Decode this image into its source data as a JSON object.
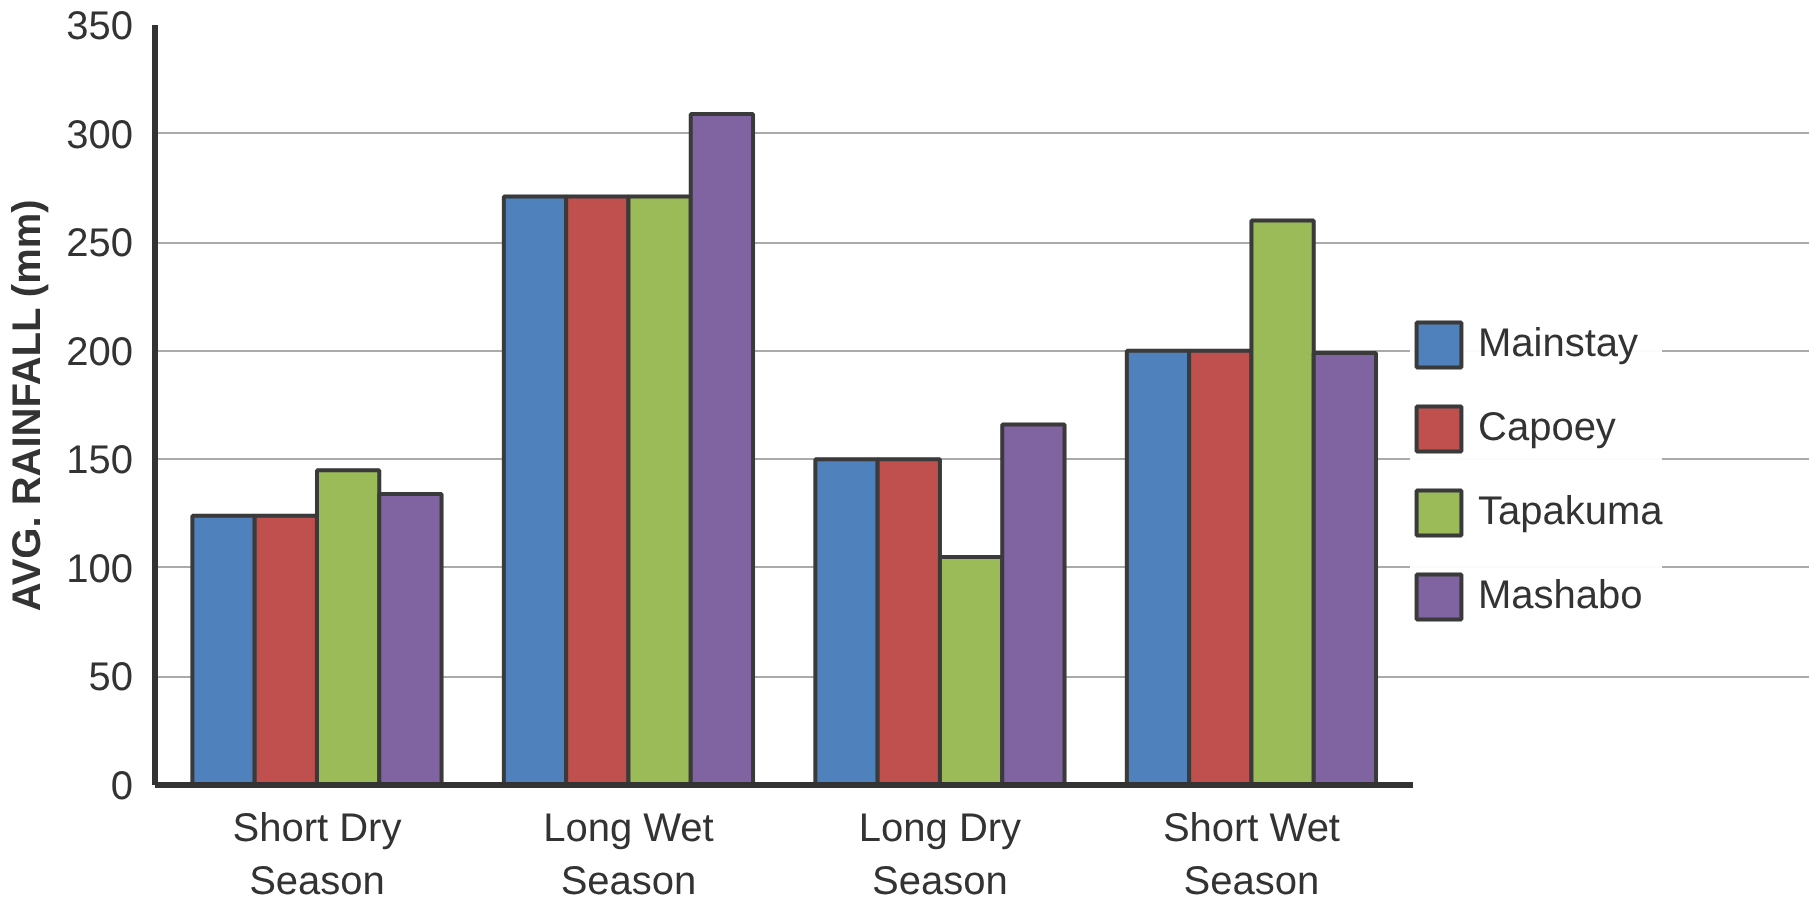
{
  "chart_data": {
    "type": "bar",
    "ylabel": "AVG. RAINFALL (mm)",
    "categories": [
      "Short Dry\nSeason",
      "Long Wet\nSeason",
      "Long Dry\nSeason",
      "Short Wet\nSeason"
    ],
    "series": [
      {
        "name": "Mainstay",
        "color": "#4f81bd",
        "values": [
          124,
          271,
          150,
          200
        ]
      },
      {
        "name": "Capoey",
        "color": "#c0504d",
        "values": [
          124,
          271,
          150,
          200
        ]
      },
      {
        "name": "Tapakuma",
        "color": "#9bbb59",
        "values": [
          145,
          271,
          105,
          260
        ]
      },
      {
        "name": "Mashabo",
        "color": "#8064a2",
        "values": [
          134,
          309,
          166,
          199
        ]
      }
    ],
    "ylim": [
      0,
      350
    ],
    "yticks": [
      0,
      50,
      100,
      150,
      200,
      250,
      300,
      350
    ],
    "grid": "y",
    "legend": "right"
  }
}
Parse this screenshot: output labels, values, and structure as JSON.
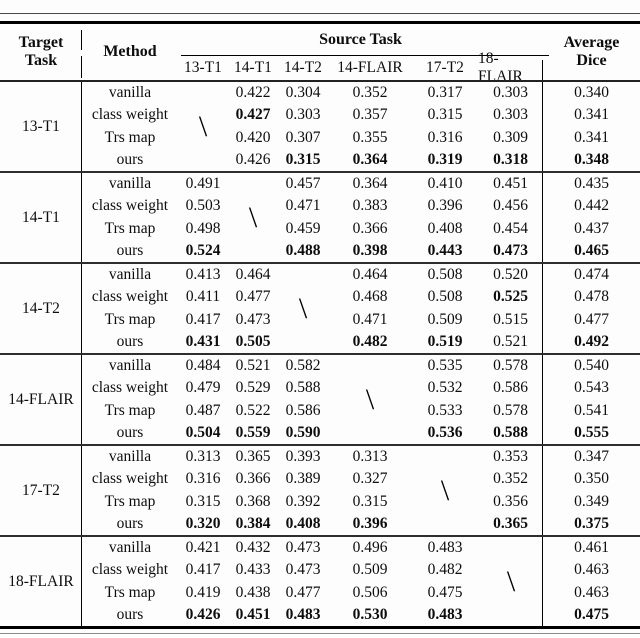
{
  "header": {
    "target_line1": "Target",
    "target_line2": "Task",
    "method": "Method",
    "source_task": "Source Task",
    "source_columns": [
      "13-T1",
      "14-T1",
      "14-T2",
      "14-FLAIR",
      "17-T2",
      "18-FLAIR"
    ],
    "average_line1": "Average",
    "average_line2": "Dice"
  },
  "diagonal_mark": "\\",
  "blocks": [
    {
      "target": "13-T1",
      "skip_index": 0,
      "rows": [
        {
          "method": "vanilla",
          "values": [
            null,
            "0.422",
            "0.304",
            "0.352",
            "0.317",
            "0.303"
          ],
          "bold": [
            0,
            0,
            0,
            0,
            0,
            0
          ],
          "avg": "0.340",
          "avg_bold": false
        },
        {
          "method": "class weight",
          "values": [
            null,
            "0.427",
            "0.303",
            "0.357",
            "0.315",
            "0.303"
          ],
          "bold": [
            0,
            1,
            0,
            0,
            0,
            0
          ],
          "avg": "0.341",
          "avg_bold": false
        },
        {
          "method": "Trs map",
          "values": [
            null,
            "0.420",
            "0.307",
            "0.355",
            "0.316",
            "0.309"
          ],
          "bold": [
            0,
            0,
            0,
            0,
            0,
            0
          ],
          "avg": "0.341",
          "avg_bold": false
        },
        {
          "method": "ours",
          "values": [
            null,
            "0.426",
            "0.315",
            "0.364",
            "0.319",
            "0.318"
          ],
          "bold": [
            0,
            0,
            1,
            1,
            1,
            1
          ],
          "avg": "0.348",
          "avg_bold": true
        }
      ]
    },
    {
      "target": "14-T1",
      "skip_index": 1,
      "rows": [
        {
          "method": "vanilla",
          "values": [
            "0.491",
            null,
            "0.457",
            "0.364",
            "0.410",
            "0.451"
          ],
          "bold": [
            0,
            0,
            0,
            0,
            0,
            0
          ],
          "avg": "0.435",
          "avg_bold": false
        },
        {
          "method": "class weight",
          "values": [
            "0.503",
            null,
            "0.471",
            "0.383",
            "0.396",
            "0.456"
          ],
          "bold": [
            0,
            0,
            0,
            0,
            0,
            0
          ],
          "avg": "0.442",
          "avg_bold": false
        },
        {
          "method": "Trs map",
          "values": [
            "0.498",
            null,
            "0.459",
            "0.366",
            "0.408",
            "0.454"
          ],
          "bold": [
            0,
            0,
            0,
            0,
            0,
            0
          ],
          "avg": "0.437",
          "avg_bold": false
        },
        {
          "method": "ours",
          "values": [
            "0.524",
            null,
            "0.488",
            "0.398",
            "0.443",
            "0.473"
          ],
          "bold": [
            1,
            0,
            1,
            1,
            1,
            1
          ],
          "avg": "0.465",
          "avg_bold": true
        }
      ]
    },
    {
      "target": "14-T2",
      "skip_index": 2,
      "rows": [
        {
          "method": "vanilla",
          "values": [
            "0.413",
            "0.464",
            null,
            "0.464",
            "0.508",
            "0.520"
          ],
          "bold": [
            0,
            0,
            0,
            0,
            0,
            0
          ],
          "avg": "0.474",
          "avg_bold": false
        },
        {
          "method": "class weight",
          "values": [
            "0.411",
            "0.477",
            null,
            "0.468",
            "0.508",
            "0.525"
          ],
          "bold": [
            0,
            0,
            0,
            0,
            0,
            1
          ],
          "avg": "0.478",
          "avg_bold": false
        },
        {
          "method": "Trs map",
          "values": [
            "0.417",
            "0.473",
            null,
            "0.471",
            "0.509",
            "0.515"
          ],
          "bold": [
            0,
            0,
            0,
            0,
            0,
            0
          ],
          "avg": "0.477",
          "avg_bold": false
        },
        {
          "method": "ours",
          "values": [
            "0.431",
            "0.505",
            null,
            "0.482",
            "0.519",
            "0.521"
          ],
          "bold": [
            1,
            1,
            0,
            1,
            1,
            0
          ],
          "avg": "0.492",
          "avg_bold": true
        }
      ]
    },
    {
      "target": "14-FLAIR",
      "skip_index": 3,
      "rows": [
        {
          "method": "vanilla",
          "values": [
            "0.484",
            "0.521",
            "0.582",
            null,
            "0.535",
            "0.578"
          ],
          "bold": [
            0,
            0,
            0,
            0,
            0,
            0
          ],
          "avg": "0.540",
          "avg_bold": false
        },
        {
          "method": "class weight",
          "values": [
            "0.479",
            "0.529",
            "0.588",
            null,
            "0.532",
            "0.586"
          ],
          "bold": [
            0,
            0,
            0,
            0,
            0,
            0
          ],
          "avg": "0.543",
          "avg_bold": false
        },
        {
          "method": "Trs map",
          "values": [
            "0.487",
            "0.522",
            "0.586",
            null,
            "0.533",
            "0.578"
          ],
          "bold": [
            0,
            0,
            0,
            0,
            0,
            0
          ],
          "avg": "0.541",
          "avg_bold": false
        },
        {
          "method": "ours",
          "values": [
            "0.504",
            "0.559",
            "0.590",
            null,
            "0.536",
            "0.588"
          ],
          "bold": [
            1,
            1,
            1,
            0,
            1,
            1
          ],
          "avg": "0.555",
          "avg_bold": true
        }
      ]
    },
    {
      "target": "17-T2",
      "skip_index": 4,
      "rows": [
        {
          "method": "vanilla",
          "values": [
            "0.313",
            "0.365",
            "0.393",
            "0.313",
            null,
            "0.353"
          ],
          "bold": [
            0,
            0,
            0,
            0,
            0,
            0
          ],
          "avg": "0.347",
          "avg_bold": false
        },
        {
          "method": "class weight",
          "values": [
            "0.316",
            "0.366",
            "0.389",
            "0.327",
            null,
            "0.352"
          ],
          "bold": [
            0,
            0,
            0,
            0,
            0,
            0
          ],
          "avg": "0.350",
          "avg_bold": false
        },
        {
          "method": "Trs map",
          "values": [
            "0.315",
            "0.368",
            "0.392",
            "0.315",
            null,
            "0.356"
          ],
          "bold": [
            0,
            0,
            0,
            0,
            0,
            0
          ],
          "avg": "0.349",
          "avg_bold": false
        },
        {
          "method": "ours",
          "values": [
            "0.320",
            "0.384",
            "0.408",
            "0.396",
            null,
            "0.365"
          ],
          "bold": [
            1,
            1,
            1,
            1,
            0,
            1
          ],
          "avg": "0.375",
          "avg_bold": true
        }
      ]
    },
    {
      "target": "18-FLAIR",
      "skip_index": 5,
      "rows": [
        {
          "method": "vanilla",
          "values": [
            "0.421",
            "0.432",
            "0.473",
            "0.496",
            "0.483",
            null
          ],
          "bold": [
            0,
            0,
            0,
            0,
            0,
            0
          ],
          "avg": "0.461",
          "avg_bold": false
        },
        {
          "method": "class weight",
          "values": [
            "0.417",
            "0.433",
            "0.473",
            "0.509",
            "0.482",
            null
          ],
          "bold": [
            0,
            0,
            0,
            0,
            0,
            0
          ],
          "avg": "0.463",
          "avg_bold": false
        },
        {
          "method": "Trs map",
          "values": [
            "0.419",
            "0.438",
            "0.477",
            "0.506",
            "0.475",
            null
          ],
          "bold": [
            0,
            0,
            0,
            0,
            0,
            0
          ],
          "avg": "0.463",
          "avg_bold": false
        },
        {
          "method": "ours",
          "values": [
            "0.426",
            "0.451",
            "0.483",
            "0.530",
            "0.483",
            null
          ],
          "bold": [
            1,
            1,
            1,
            1,
            1,
            0
          ],
          "avg": "0.475",
          "avg_bold": true
        }
      ]
    }
  ]
}
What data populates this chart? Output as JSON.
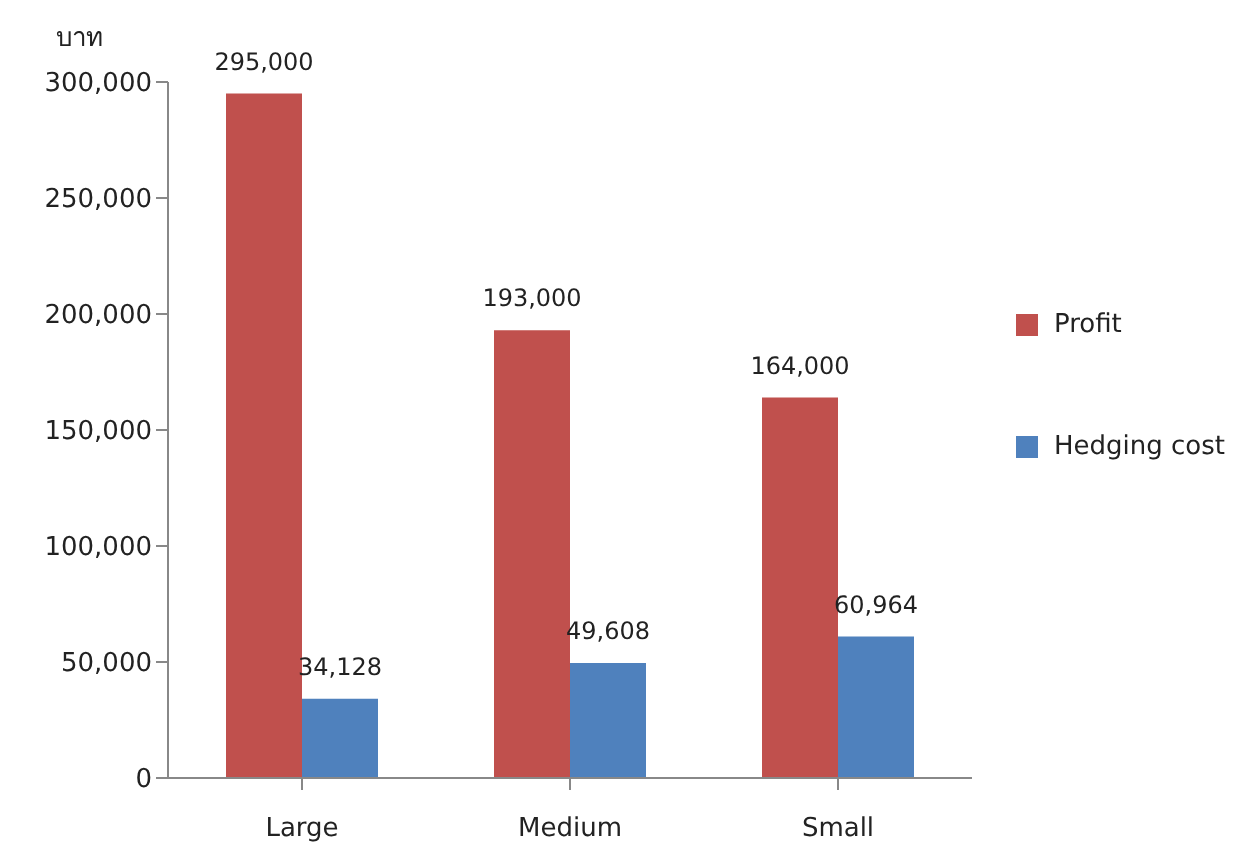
{
  "chart_data": {
    "type": "bar",
    "ylabel": "บาท",
    "categories": [
      "Large",
      "Medium",
      "Small"
    ],
    "series": [
      {
        "name": "Profit",
        "color": "#c0504d",
        "values": [
          295000,
          193000,
          164000
        ],
        "value_labels": [
          "295,000",
          "193,000",
          "164,000"
        ]
      },
      {
        "name": "Hedging cost",
        "color": "#4f81bd",
        "values": [
          34128,
          49608,
          60964
        ],
        "value_labels": [
          "34,128",
          "49,608",
          "60,964"
        ]
      }
    ],
    "ylim": [
      0,
      300000
    ],
    "yticks": [
      0,
      {
        "value": 50000,
        "label": "50,000"
      },
      {
        "value": 100000,
        "label": "100,000"
      },
      {
        "value": 150000,
        "label": "150,000"
      },
      {
        "value": 200000,
        "label": "200,000"
      },
      {
        "value": 250000,
        "label": "250,000"
      },
      {
        "value": 300000,
        "label": "300,000"
      }
    ],
    "legend": "right"
  }
}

[EXERCISE]
Go to the line containing "What data populates" and set it down, along with every later line through the last one, exactly as written and without the pictures.

[FINAL RESULT]
What data populates this chart? Output as JSON.
{
  "chart_data": {
    "type": "bar",
    "ylabel": "บาท",
    "categories": [
      "Large",
      "Medium",
      "Small"
    ],
    "series": [
      {
        "name": "Profit",
        "color": "#c0504d",
        "values": [
          295000,
          193000,
          164000
        ],
        "value_labels": [
          "295,000",
          "193,000",
          "164,000"
        ]
      },
      {
        "name": "Hedging cost",
        "color": "#4f81bd",
        "values": [
          34128,
          49608,
          60964
        ],
        "value_labels": [
          "34,128",
          "49,608",
          "60,964"
        ]
      }
    ],
    "ylim": [
      0,
      300000
    ],
    "yticks": [
      0,
      {
        "value": 50000,
        "label": "50,000"
      },
      {
        "value": 100000,
        "label": "100,000"
      },
      {
        "value": 150000,
        "label": "150,000"
      },
      {
        "value": 200000,
        "label": "200,000"
      },
      {
        "value": 250000,
        "label": "250,000"
      },
      {
        "value": 300000,
        "label": "300,000"
      }
    ],
    "legend": "right"
  }
}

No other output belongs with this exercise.